» Collected data entries:
--------------------------------------------------

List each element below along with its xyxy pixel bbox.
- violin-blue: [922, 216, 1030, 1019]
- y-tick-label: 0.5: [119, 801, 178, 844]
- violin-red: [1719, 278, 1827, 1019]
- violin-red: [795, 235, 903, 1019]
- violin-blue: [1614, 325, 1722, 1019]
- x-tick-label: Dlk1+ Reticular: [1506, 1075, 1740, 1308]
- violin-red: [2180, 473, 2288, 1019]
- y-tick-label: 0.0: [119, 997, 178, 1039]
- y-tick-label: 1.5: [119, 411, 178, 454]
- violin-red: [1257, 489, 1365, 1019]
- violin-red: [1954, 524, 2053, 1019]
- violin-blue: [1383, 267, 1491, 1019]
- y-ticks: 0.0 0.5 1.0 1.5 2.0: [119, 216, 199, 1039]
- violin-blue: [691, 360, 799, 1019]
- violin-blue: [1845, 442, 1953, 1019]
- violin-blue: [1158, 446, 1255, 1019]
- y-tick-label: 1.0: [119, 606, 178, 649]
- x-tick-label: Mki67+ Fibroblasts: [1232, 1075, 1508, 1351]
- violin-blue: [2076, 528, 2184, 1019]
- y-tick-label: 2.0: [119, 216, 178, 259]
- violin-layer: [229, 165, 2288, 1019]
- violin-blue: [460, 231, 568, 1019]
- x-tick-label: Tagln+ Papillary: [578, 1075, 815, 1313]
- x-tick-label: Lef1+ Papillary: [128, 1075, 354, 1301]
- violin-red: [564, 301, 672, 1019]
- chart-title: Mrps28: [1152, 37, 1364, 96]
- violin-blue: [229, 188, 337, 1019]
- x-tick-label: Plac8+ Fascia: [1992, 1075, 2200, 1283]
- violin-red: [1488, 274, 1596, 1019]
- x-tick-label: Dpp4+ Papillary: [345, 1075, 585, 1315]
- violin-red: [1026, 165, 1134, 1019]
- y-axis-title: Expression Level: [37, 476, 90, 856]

--------------------------------------------------

» Directive: Copy every line of the listing above, keeping each one unchanged.

» Answer:
List each element below along with its xyxy pixel bbox.
- violin-blue: [922, 216, 1030, 1019]
- y-tick-label: 0.5: [119, 801, 178, 844]
- violin-red: [1719, 278, 1827, 1019]
- violin-red: [795, 235, 903, 1019]
- violin-blue: [1614, 325, 1722, 1019]
- x-tick-label: Dlk1+ Reticular: [1506, 1075, 1740, 1308]
- violin-red: [2180, 473, 2288, 1019]
- y-tick-label: 0.0: [119, 997, 178, 1039]
- y-tick-label: 1.5: [119, 411, 178, 454]
- violin-red: [1257, 489, 1365, 1019]
- violin-red: [1954, 524, 2053, 1019]
- violin-blue: [1383, 267, 1491, 1019]
- y-ticks: 0.0 0.5 1.0 1.5 2.0: [119, 216, 199, 1039]
- violin-blue: [691, 360, 799, 1019]
- violin-blue: [1845, 442, 1953, 1019]
- violin-blue: [1158, 446, 1255, 1019]
- y-tick-label: 1.0: [119, 606, 178, 649]
- x-tick-label: Mki67+ Fibroblasts: [1232, 1075, 1508, 1351]
- violin-blue: [2076, 528, 2184, 1019]
- y-tick-label: 2.0: [119, 216, 178, 259]
- violin-layer: [229, 165, 2288, 1019]
- violin-blue: [460, 231, 568, 1019]
- x-tick-label: Tagln+ Papillary: [578, 1075, 815, 1313]
- x-tick-label: Lef1+ Papillary: [128, 1075, 354, 1301]
- violin-red: [564, 301, 672, 1019]
- chart-title: Mrps28: [1152, 37, 1364, 96]
- violin-blue: [229, 188, 337, 1019]
- x-tick-label: Plac8+ Fascia: [1992, 1075, 2200, 1283]
- violin-red: [1488, 274, 1596, 1019]
- x-tick-label: Dpp4+ Papillary: [345, 1075, 585, 1315]
- violin-red: [1026, 165, 1134, 1019]
- y-axis-title: Expression Level: [37, 476, 90, 856]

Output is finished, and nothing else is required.